Figure contents as structured data:
+ + + + +
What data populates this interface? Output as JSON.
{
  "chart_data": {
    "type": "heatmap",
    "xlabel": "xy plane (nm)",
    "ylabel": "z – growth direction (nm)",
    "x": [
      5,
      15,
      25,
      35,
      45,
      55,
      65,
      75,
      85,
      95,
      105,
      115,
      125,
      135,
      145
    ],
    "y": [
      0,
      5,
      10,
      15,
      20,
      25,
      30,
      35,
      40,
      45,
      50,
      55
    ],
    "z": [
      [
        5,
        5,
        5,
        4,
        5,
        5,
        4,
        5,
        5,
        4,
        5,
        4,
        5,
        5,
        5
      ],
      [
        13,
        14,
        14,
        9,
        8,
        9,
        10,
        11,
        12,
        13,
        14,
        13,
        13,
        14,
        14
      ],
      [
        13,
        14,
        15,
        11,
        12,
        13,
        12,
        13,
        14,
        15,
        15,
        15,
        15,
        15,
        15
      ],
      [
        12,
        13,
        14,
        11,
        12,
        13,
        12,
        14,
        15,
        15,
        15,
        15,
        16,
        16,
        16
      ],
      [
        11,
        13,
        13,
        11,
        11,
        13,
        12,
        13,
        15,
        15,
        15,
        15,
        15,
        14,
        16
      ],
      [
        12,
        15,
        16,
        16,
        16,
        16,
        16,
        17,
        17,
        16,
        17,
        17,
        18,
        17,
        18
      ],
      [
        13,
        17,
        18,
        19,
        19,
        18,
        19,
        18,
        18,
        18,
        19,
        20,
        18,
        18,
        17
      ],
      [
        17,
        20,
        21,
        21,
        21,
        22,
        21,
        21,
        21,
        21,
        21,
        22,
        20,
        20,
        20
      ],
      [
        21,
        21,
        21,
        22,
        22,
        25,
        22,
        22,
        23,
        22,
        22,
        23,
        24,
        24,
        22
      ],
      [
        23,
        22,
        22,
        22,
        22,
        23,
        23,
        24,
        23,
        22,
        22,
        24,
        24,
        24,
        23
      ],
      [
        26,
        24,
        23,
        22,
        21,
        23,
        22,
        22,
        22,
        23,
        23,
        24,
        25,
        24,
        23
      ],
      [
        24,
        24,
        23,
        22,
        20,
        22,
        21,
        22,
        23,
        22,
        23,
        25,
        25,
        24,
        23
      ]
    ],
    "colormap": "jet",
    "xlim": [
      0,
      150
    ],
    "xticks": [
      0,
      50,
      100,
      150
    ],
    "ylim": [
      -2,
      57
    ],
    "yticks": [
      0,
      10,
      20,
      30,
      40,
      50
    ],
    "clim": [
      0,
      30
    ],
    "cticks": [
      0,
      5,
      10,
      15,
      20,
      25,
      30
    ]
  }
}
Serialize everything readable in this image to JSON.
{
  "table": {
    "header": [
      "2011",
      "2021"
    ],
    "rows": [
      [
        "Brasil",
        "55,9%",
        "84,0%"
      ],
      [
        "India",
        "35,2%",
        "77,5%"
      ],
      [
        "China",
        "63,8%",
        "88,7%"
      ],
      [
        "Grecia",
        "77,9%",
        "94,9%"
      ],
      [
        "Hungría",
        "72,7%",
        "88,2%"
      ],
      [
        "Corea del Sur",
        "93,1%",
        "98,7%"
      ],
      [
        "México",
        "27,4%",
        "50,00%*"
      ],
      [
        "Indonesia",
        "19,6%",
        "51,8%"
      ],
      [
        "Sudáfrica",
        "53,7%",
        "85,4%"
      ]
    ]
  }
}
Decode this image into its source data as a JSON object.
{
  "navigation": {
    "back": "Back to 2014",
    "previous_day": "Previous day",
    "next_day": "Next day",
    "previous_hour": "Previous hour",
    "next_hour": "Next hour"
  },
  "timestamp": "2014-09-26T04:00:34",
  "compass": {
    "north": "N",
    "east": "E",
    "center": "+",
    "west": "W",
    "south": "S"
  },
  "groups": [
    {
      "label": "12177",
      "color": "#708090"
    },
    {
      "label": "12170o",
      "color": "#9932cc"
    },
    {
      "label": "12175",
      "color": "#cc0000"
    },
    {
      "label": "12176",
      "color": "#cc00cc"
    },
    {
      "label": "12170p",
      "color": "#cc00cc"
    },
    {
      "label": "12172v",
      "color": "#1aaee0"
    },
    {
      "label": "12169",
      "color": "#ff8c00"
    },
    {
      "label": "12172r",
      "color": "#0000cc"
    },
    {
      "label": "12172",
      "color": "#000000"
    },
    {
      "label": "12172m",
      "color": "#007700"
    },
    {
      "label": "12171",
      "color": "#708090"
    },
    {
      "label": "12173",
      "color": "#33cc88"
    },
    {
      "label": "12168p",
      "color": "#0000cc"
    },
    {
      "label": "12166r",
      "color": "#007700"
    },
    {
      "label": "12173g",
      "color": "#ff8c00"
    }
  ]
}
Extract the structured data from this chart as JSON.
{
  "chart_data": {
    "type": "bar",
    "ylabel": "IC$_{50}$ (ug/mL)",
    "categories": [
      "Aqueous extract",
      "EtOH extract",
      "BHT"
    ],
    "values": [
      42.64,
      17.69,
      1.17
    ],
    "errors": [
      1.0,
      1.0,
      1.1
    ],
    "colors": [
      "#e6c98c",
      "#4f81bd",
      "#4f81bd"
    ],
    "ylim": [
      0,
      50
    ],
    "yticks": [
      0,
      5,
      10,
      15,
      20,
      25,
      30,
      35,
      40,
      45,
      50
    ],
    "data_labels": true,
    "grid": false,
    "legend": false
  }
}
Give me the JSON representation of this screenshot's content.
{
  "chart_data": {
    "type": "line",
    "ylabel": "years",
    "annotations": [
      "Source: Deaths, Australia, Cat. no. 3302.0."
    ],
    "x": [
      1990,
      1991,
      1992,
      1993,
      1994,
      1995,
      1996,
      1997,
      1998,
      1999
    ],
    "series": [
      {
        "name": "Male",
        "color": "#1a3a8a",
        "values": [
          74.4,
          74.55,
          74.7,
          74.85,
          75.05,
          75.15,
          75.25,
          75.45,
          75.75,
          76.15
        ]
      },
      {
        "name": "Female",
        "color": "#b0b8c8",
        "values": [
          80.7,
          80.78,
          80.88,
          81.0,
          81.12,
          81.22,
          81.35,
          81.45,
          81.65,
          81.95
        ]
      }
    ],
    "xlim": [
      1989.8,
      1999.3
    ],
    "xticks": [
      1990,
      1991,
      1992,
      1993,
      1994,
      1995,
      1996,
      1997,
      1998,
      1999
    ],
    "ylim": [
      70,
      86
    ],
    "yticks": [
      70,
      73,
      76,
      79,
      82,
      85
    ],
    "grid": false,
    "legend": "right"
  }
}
+ + + + +
**What to work on**. Repeat all of the entries exactly.

**Written answer**.
What data populates this interface? Output as JSON.
{
  "chart_data": {
    "type": "heatmap",
    "xlabel": "xy plane (nm)",
    "ylabel": "z – growth direction (nm)",
    "x": [
      5,
      15,
      25,
      35,
      45,
      55,
      65,
      75,
      85,
      95,
      105,
      115,
      125,
      135,
      145
    ],
    "y": [
      0,
      5,
      10,
      15,
      20,
      25,
      30,
      35,
      40,
      45,
      50,
      55
    ],
    "z": [
      [
        5,
        5,
        5,
        4,
        5,
        5,
        4,
        5,
        5,
        4,
        5,
        4,
        5,
        5,
        5
      ],
      [
        13,
        14,
        14,
        9,
        8,
        9,
        10,
        11,
        12,
        13,
        14,
        13,
        13,
        14,
        14
      ],
      [
        13,
        14,
        15,
        11,
        12,
        13,
        12,
        13,
        14,
        15,
        15,
        15,
        15,
        15,
        15
      ],
      [
        12,
        13,
        14,
        11,
        12,
        13,
        12,
        14,
        15,
        15,
        15,
        15,
        16,
        16,
        16
      ],
      [
        11,
        13,
        13,
        11,
        11,
        13,
        12,
        13,
        15,
        15,
        15,
        15,
        15,
        14,
        16
      ],
      [
        12,
        15,
        16,
        16,
        16,
        16,
        16,
        17,
        17,
        16,
        17,
        17,
        18,
        17,
        18
      ],
      [
        13,
        17,
        18,
        19,
        19,
        18,
        19,
        18,
        18,
        18,
        19,
        20,
        18,
        18,
        17
      ],
      [
        17,
        20,
        21,
        21,
        21,
        22,
        21,
        21,
        21,
        21,
        21,
        22,
        20,
        20,
        20
      ],
      [
        21,
        21,
        21,
        22,
        22,
        25,
        22,
        22,
        23,
        22,
        22,
        23,
        24,
        24,
        22
      ],
      [
        23,
        22,
        22,
        22,
        22,
        23,
        23,
        24,
        23,
        22,
        22,
        24,
        24,
        24,
        23
      ],
      [
        26,
        24,
        23,
        22,
        21,
        23,
        22,
        22,
        22,
        23,
        23,
        24,
        25,
        24,
        23
      ],
      [
        24,
        24,
        23,
        22,
        20,
        22,
        21,
        22,
        23,
        22,
        23,
        25,
        25,
        24,
        23
      ]
    ],
    "colormap": "jet",
    "xlim": [
      0,
      150
    ],
    "xticks": [
      0,
      50,
      100,
      150
    ],
    "ylim": [
      -2,
      57
    ],
    "yticks": [
      0,
      10,
      20,
      30,
      40,
      50
    ],
    "clim": [
      0,
      30
    ],
    "cticks": [
      0,
      5,
      10,
      15,
      20,
      25,
      30
    ]
  }
}
Serialize everything readable in this image to JSON.
{
  "table": {
    "header": [
      "2011",
      "2021"
    ],
    "rows": [
      [
        "Brasil",
        "55,9%",
        "84,0%"
      ],
      [
        "India",
        "35,2%",
        "77,5%"
      ],
      [
        "China",
        "63,8%",
        "88,7%"
      ],
      [
        "Grecia",
        "77,9%",
        "94,9%"
      ],
      [
        "Hungría",
        "72,7%",
        "88,2%"
      ],
      [
        "Corea del Sur",
        "93,1%",
        "98,7%"
      ],
      [
        "México",
        "27,4%",
        "50,00%*"
      ],
      [
        "Indonesia",
        "19,6%",
        "51,8%"
      ],
      [
        "Sudáfrica",
        "53,7%",
        "85,4%"
      ]
    ]
  }
}
Decode this image into its source data as a JSON object.
{
  "navigation": {
    "back": "Back to 2014",
    "previous_day": "Previous day",
    "next_day": "Next day",
    "previous_hour": "Previous hour",
    "next_hour": "Next hour"
  },
  "timestamp": "2014-09-26T04:00:34",
  "compass": {
    "north": "N",
    "east": "E",
    "center": "+",
    "west": "W",
    "south": "S"
  },
  "groups": [
    {
      "label": "12177",
      "color": "#708090"
    },
    {
      "label": "12170o",
      "color": "#9932cc"
    },
    {
      "label": "12175",
      "color": "#cc0000"
    },
    {
      "label": "12176",
      "color": "#cc00cc"
    },
    {
      "label": "12170p",
      "color": "#cc00cc"
    },
    {
      "label": "12172v",
      "color": "#1aaee0"
    },
    {
      "label": "12169",
      "color": "#ff8c00"
    },
    {
      "label": "12172r",
      "color": "#0000cc"
    },
    {
      "label": "12172",
      "color": "#000000"
    },
    {
      "label": "12172m",
      "color": "#007700"
    },
    {
      "label": "12171",
      "color": "#708090"
    },
    {
      "label": "12173",
      "color": "#33cc88"
    },
    {
      "label": "12168p",
      "color": "#0000cc"
    },
    {
      "label": "12166r",
      "color": "#007700"
    },
    {
      "label": "12173g",
      "color": "#ff8c00"
    }
  ]
}
Extract the structured data from this chart as JSON.
{
  "chart_data": {
    "type": "bar",
    "ylabel": "IC$_{50}$ (ug/mL)",
    "categories": [
      "Aqueous extract",
      "EtOH extract",
      "BHT"
    ],
    "values": [
      42.64,
      17.69,
      1.17
    ],
    "errors": [
      1.0,
      1.0,
      1.1
    ],
    "colors": [
      "#e6c98c",
      "#4f81bd",
      "#4f81bd"
    ],
    "ylim": [
      0,
      50
    ],
    "yticks": [
      0,
      5,
      10,
      15,
      20,
      25,
      30,
      35,
      40,
      45,
      50
    ],
    "data_labels": true,
    "grid": false,
    "legend": false
  }
}
Give me the JSON representation of this screenshot's content.
{
  "chart_data": {
    "type": "line",
    "ylabel": "years",
    "annotations": [
      "Source: Deaths, Australia, Cat. no. 3302.0."
    ],
    "x": [
      1990,
      1991,
      1992,
      1993,
      1994,
      1995,
      1996,
      1997,
      1998,
      1999
    ],
    "series": [
      {
        "name": "Male",
        "color": "#1a3a8a",
        "values": [
          74.4,
          74.55,
          74.7,
          74.85,
          75.05,
          75.15,
          75.25,
          75.45,
          75.75,
          76.15
        ]
      },
      {
        "name": "Female",
        "color": "#b0b8c8",
        "values": [
          80.7,
          80.78,
          80.88,
          81.0,
          81.12,
          81.22,
          81.35,
          81.45,
          81.65,
          81.95
        ]
      }
    ],
    "xlim": [
      1989.8,
      1999.3
    ],
    "xticks": [
      1990,
      1991,
      1992,
      1993,
      1994,
      1995,
      1996,
      1997,
      1998,
      1999
    ],
    "ylim": [
      70,
      86
    ],
    "yticks": [
      70,
      73,
      76,
      79,
      82,
      85
    ],
    "grid": false,
    "legend": "right"
  }
}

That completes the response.